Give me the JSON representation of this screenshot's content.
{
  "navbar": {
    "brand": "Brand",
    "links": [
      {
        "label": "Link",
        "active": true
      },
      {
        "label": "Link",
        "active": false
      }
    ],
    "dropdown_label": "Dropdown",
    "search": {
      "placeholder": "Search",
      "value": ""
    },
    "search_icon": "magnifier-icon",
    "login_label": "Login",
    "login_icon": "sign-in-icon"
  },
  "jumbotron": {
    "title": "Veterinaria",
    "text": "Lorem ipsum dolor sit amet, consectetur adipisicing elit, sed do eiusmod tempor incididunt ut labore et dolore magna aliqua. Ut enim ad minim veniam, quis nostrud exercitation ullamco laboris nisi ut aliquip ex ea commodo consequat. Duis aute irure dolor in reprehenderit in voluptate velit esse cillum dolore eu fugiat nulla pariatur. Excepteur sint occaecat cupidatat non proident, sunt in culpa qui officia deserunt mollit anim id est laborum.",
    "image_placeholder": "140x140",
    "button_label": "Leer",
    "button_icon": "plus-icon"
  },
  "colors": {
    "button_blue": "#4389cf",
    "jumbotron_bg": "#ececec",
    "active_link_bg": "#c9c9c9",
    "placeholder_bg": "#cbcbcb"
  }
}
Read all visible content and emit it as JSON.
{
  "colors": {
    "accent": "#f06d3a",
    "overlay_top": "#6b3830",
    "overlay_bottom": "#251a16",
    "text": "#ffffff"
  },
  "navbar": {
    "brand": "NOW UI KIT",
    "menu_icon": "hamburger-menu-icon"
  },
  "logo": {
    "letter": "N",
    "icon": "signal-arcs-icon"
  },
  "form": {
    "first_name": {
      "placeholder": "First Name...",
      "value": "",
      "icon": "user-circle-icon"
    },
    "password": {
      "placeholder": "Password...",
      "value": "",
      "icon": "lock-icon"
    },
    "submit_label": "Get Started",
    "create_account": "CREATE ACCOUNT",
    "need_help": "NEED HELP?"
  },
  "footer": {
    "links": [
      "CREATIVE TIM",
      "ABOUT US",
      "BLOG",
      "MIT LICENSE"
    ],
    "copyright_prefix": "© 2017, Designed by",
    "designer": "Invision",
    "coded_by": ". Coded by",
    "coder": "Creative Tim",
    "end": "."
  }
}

Directive:
Report how many lines of the preceding records include "text". Output the number only.

Task result:
2